## Stated problem
How many of the lines contain the string "JSON"? Give the number, with no other words.

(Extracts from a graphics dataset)
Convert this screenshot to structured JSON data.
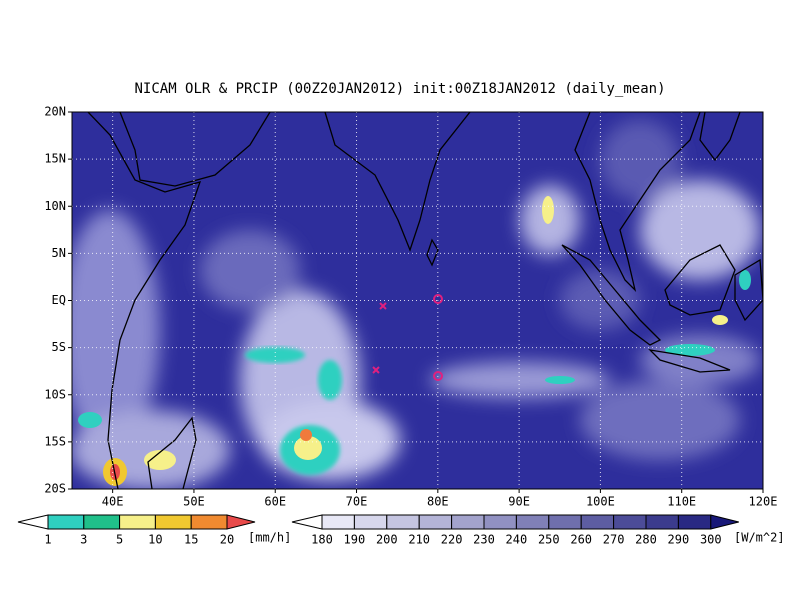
{
  "title": "NICAM OLR & PRCIP (00Z20JAN2012) init:00Z18JAN2012 (daily_mean)",
  "map": {
    "lat_labels": [
      "20N",
      "15N",
      "10N",
      "5N",
      "EQ",
      "5S",
      "10S",
      "15S",
      "20S"
    ],
    "lon_labels": [
      "40E",
      "50E",
      "60E",
      "70E",
      "80E",
      "90E",
      "100E",
      "110E",
      "120E"
    ]
  },
  "precip_legend": {
    "labels": [
      1,
      3,
      5,
      10,
      15,
      20
    ],
    "unit": "[mm/h]"
  },
  "olr_legend": {
    "labels": [
      180,
      190,
      200,
      210,
      220,
      230,
      240,
      250,
      260,
      270,
      280,
      290,
      300
    ],
    "unit": "[W/m^2]"
  }
}
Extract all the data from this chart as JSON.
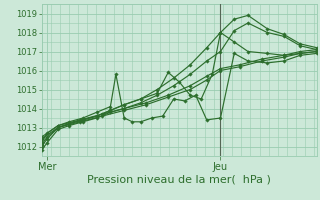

## Complete answer
2